* [Task statement]
The answer is a single number: how many lines hold the string "средняя".
<<<<
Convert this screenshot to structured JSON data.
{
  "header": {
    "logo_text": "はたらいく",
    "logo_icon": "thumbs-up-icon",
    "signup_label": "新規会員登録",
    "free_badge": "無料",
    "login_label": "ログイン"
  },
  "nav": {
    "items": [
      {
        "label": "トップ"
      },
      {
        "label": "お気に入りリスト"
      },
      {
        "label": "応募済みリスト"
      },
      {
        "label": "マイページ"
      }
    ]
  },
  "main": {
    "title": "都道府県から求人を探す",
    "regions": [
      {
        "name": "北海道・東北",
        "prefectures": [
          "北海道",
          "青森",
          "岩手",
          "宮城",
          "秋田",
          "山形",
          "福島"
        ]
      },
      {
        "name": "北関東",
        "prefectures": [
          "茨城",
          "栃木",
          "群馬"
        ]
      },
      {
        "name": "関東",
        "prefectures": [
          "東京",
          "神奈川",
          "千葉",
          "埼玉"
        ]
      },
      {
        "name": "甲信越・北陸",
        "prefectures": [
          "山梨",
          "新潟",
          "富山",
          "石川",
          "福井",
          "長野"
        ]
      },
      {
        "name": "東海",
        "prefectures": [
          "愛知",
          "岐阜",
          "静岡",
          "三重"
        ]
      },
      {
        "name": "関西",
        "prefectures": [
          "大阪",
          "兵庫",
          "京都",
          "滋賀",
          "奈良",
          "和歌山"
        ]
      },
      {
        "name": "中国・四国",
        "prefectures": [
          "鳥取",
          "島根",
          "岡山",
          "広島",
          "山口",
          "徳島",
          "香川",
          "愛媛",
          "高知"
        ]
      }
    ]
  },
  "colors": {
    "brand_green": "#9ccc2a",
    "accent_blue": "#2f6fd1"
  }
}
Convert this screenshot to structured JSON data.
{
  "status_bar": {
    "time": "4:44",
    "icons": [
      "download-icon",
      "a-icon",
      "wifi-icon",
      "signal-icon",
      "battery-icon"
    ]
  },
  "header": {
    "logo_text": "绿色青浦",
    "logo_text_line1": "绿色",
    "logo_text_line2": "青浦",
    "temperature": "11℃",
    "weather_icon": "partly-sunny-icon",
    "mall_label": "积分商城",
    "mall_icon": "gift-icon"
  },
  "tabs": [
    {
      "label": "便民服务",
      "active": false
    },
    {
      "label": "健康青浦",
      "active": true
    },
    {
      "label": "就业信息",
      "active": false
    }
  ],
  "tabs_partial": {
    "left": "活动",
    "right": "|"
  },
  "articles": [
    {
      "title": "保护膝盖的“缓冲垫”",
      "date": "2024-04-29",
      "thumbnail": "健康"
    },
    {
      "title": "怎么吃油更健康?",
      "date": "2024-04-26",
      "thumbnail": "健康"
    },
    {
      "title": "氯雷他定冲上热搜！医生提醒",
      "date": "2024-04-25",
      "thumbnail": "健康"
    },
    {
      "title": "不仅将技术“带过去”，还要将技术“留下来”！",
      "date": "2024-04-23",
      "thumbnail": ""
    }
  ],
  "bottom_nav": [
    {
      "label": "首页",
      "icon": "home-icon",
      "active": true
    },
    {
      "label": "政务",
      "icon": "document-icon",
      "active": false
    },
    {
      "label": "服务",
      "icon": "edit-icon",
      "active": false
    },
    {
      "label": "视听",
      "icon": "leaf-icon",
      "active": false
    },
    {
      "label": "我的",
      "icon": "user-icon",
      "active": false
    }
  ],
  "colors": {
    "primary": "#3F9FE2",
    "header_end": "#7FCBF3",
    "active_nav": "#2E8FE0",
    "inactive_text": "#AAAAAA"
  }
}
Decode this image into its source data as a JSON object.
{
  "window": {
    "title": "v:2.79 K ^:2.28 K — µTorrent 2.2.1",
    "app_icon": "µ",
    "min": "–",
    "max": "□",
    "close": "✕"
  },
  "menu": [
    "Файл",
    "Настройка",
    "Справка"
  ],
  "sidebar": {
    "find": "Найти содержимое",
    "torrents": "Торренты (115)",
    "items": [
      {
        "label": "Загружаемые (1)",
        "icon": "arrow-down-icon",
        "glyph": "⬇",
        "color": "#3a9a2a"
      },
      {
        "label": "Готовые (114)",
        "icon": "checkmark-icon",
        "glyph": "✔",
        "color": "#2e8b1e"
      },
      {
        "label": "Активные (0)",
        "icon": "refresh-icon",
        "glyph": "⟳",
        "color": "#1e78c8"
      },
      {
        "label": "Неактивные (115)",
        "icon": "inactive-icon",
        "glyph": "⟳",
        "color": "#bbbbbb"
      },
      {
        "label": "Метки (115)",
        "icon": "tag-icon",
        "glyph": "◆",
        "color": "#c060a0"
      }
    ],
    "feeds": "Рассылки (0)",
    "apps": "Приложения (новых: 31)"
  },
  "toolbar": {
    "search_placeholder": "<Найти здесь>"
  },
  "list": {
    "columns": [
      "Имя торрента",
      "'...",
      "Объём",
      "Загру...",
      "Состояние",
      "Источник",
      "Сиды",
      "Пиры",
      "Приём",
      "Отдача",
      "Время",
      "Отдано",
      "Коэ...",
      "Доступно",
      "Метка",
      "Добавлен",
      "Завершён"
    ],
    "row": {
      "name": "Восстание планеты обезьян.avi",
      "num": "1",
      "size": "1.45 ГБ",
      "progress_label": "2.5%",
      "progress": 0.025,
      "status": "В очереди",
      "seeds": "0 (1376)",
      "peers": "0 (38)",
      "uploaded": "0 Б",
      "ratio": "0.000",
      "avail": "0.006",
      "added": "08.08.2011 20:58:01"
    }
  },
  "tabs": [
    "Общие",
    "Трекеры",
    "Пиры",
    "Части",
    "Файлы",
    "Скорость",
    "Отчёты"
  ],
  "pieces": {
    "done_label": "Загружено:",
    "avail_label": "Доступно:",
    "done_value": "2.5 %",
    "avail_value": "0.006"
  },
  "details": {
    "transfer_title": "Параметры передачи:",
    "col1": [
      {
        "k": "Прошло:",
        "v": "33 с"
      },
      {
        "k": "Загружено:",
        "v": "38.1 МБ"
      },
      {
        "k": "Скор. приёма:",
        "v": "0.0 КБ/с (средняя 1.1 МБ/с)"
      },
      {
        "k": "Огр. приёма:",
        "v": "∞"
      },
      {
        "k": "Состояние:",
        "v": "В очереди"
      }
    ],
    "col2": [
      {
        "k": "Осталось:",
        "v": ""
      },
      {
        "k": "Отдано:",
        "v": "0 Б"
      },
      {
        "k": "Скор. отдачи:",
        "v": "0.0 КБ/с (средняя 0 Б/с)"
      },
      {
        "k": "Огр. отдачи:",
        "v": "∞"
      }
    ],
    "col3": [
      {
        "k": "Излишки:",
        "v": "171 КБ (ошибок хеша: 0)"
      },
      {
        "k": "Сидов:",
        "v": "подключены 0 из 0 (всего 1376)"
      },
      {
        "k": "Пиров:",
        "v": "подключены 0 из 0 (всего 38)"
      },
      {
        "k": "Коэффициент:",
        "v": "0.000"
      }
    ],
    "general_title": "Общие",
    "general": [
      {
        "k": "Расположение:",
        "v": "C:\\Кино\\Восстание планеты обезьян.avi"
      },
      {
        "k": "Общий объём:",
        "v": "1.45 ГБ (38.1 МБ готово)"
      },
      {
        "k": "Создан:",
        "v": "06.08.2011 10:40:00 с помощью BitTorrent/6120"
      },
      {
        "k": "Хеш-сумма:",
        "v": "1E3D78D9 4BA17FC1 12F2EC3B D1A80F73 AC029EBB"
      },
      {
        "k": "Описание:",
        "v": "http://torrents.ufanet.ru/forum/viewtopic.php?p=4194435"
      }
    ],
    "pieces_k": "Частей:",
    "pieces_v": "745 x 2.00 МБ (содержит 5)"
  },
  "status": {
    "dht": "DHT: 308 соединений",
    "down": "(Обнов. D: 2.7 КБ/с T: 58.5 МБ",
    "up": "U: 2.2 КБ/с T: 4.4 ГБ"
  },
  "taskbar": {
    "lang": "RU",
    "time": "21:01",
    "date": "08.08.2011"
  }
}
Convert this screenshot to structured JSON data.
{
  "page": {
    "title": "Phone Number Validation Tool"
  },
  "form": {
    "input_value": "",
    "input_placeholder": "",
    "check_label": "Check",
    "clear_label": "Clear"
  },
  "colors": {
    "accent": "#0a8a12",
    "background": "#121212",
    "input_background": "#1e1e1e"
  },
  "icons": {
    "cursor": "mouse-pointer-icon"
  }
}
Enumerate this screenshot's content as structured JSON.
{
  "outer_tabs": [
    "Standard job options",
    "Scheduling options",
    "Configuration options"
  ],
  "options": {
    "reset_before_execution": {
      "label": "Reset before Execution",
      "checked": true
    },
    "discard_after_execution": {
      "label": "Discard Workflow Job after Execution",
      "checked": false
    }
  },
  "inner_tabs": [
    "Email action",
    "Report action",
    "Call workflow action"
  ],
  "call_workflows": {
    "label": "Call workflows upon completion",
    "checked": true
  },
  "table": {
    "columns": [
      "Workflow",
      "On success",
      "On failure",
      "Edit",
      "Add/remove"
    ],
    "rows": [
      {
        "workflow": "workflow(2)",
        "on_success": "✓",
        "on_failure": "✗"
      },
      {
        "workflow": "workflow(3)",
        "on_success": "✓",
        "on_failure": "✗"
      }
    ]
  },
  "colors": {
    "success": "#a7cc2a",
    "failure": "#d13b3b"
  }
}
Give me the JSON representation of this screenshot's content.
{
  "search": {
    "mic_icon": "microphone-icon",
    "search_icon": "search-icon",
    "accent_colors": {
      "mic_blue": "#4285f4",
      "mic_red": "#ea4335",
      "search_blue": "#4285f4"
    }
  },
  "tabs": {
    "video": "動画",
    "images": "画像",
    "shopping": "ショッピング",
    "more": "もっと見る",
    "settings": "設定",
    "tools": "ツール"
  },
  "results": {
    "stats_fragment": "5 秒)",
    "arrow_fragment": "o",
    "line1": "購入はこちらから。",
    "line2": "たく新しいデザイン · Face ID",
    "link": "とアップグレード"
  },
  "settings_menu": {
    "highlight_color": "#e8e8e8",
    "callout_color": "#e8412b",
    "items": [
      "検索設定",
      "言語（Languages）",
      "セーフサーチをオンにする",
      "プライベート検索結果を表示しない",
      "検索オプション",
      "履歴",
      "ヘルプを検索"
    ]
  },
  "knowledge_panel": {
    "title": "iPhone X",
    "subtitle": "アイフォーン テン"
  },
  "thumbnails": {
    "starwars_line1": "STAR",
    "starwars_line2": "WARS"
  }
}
>>>>
* [Reply to the exercise]
2